— Begin Data section —

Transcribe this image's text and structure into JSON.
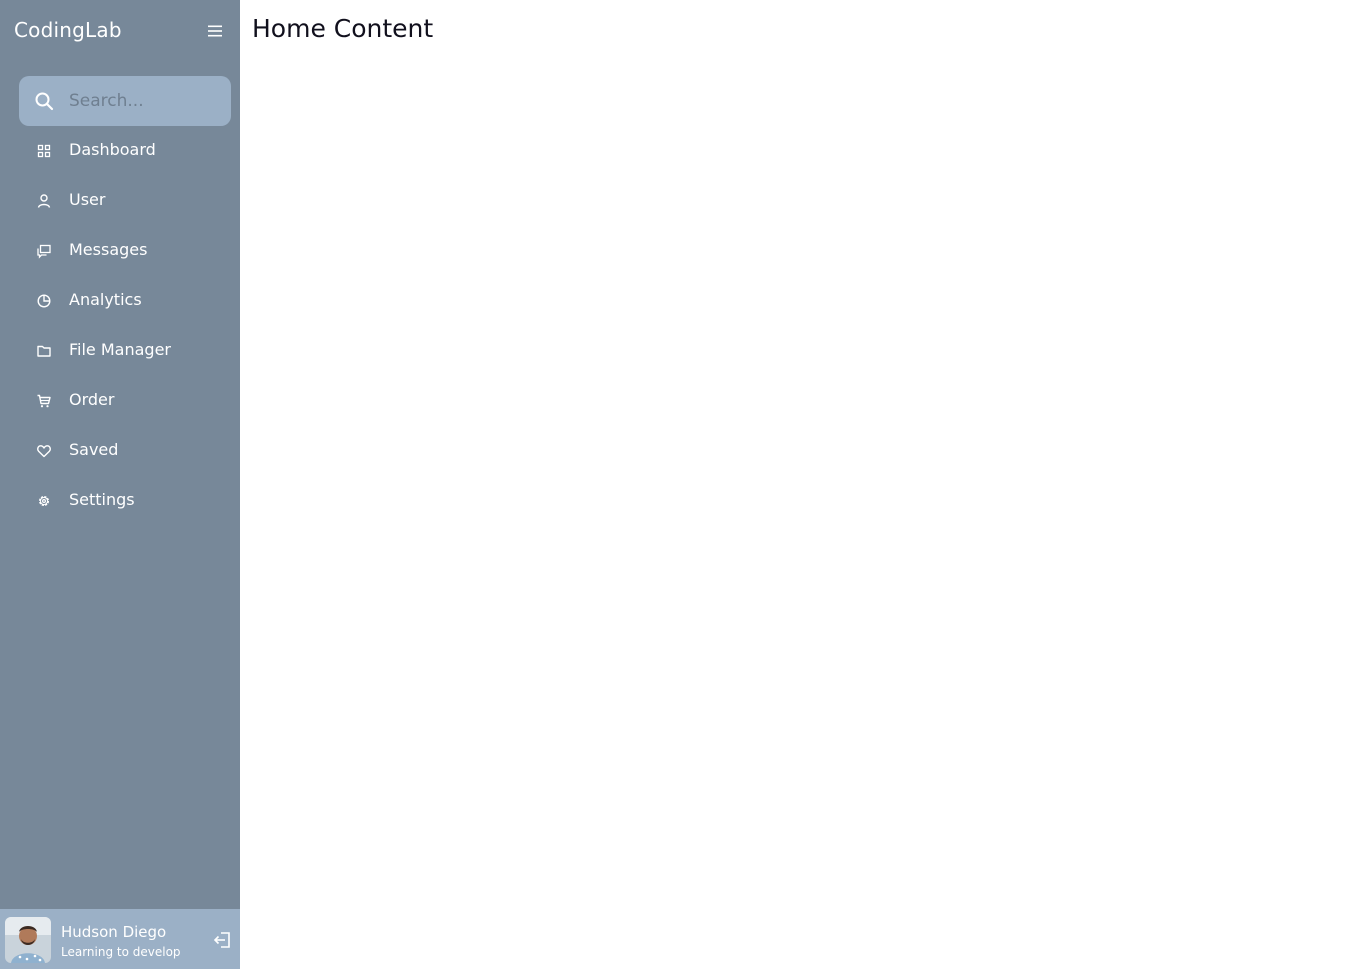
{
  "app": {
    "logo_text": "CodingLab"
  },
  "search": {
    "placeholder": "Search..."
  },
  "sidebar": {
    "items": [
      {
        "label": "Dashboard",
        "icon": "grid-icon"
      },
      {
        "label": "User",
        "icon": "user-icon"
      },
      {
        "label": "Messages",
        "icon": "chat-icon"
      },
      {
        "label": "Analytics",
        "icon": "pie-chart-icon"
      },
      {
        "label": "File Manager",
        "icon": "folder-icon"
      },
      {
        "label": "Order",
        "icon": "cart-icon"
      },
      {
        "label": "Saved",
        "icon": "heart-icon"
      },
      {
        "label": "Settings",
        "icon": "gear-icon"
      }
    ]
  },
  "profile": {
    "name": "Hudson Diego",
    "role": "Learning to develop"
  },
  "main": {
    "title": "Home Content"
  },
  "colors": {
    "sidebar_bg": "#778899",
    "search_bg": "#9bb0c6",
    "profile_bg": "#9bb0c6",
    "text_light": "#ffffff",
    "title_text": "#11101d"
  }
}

— End Data section —
— Begin Data section —

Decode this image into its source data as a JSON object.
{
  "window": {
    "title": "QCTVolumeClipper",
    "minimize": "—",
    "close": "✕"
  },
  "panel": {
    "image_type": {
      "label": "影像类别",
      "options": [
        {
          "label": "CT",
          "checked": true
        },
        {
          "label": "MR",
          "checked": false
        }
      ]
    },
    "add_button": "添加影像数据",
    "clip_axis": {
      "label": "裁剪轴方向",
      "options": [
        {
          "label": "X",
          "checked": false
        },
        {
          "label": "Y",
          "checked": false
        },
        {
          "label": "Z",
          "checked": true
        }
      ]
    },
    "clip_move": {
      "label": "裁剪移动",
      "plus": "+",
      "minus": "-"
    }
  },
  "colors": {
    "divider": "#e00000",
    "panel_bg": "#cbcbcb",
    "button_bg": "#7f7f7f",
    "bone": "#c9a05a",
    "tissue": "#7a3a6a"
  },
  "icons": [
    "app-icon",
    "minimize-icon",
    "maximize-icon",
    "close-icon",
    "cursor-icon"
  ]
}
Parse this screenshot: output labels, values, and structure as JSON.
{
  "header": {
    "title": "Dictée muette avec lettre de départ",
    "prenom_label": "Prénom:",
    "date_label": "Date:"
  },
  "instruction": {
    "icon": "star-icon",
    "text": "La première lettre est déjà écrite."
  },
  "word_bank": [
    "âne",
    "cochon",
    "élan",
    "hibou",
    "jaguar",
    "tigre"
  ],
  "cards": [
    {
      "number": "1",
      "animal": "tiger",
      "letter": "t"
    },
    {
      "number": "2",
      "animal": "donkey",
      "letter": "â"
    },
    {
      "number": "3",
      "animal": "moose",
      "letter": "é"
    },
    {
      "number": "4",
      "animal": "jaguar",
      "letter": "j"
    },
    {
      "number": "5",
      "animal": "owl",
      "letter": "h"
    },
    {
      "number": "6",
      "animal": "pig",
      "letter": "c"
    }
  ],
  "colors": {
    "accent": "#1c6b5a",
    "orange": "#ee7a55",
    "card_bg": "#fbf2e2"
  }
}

— End Data section —
— Begin Data section —

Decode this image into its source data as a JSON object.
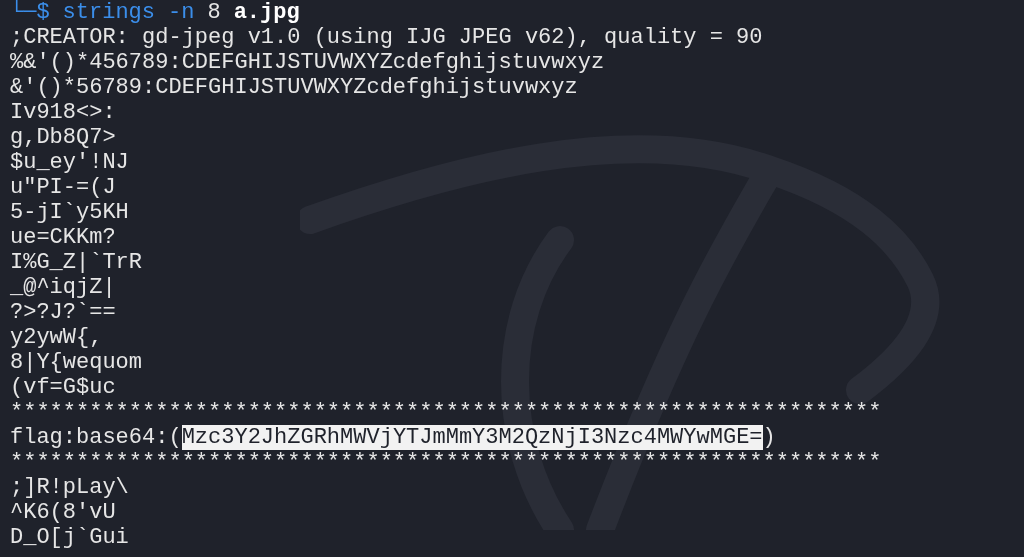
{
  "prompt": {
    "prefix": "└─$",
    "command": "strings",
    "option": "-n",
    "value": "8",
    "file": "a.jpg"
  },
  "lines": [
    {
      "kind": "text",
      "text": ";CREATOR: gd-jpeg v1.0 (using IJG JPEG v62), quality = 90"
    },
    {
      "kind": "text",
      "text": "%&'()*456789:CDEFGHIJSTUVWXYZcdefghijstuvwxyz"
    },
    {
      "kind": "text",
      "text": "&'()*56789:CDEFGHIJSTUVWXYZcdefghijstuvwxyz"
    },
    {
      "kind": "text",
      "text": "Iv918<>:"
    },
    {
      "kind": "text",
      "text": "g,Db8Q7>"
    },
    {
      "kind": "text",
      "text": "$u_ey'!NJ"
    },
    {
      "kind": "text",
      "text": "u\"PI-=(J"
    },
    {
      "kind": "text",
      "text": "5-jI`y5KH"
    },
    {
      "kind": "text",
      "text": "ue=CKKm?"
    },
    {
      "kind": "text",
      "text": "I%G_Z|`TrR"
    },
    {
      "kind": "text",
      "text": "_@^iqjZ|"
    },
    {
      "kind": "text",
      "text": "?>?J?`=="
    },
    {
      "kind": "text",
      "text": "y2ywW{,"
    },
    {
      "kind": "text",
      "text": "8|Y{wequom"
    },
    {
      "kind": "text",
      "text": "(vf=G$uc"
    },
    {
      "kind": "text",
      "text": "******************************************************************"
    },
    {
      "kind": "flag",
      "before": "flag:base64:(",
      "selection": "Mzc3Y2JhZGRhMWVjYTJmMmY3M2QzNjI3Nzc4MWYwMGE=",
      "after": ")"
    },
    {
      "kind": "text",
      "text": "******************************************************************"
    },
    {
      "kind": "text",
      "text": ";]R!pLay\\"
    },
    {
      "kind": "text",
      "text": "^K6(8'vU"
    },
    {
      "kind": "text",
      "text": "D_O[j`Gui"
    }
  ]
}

— End Data section —

— Directions —
Search the data for the word "number" and copy each line where it appears.

— Output below —
      "number": "1",
      "number": "2",
      "number": "3",
      "number": "4",
      "number": "5",
      "number": "6",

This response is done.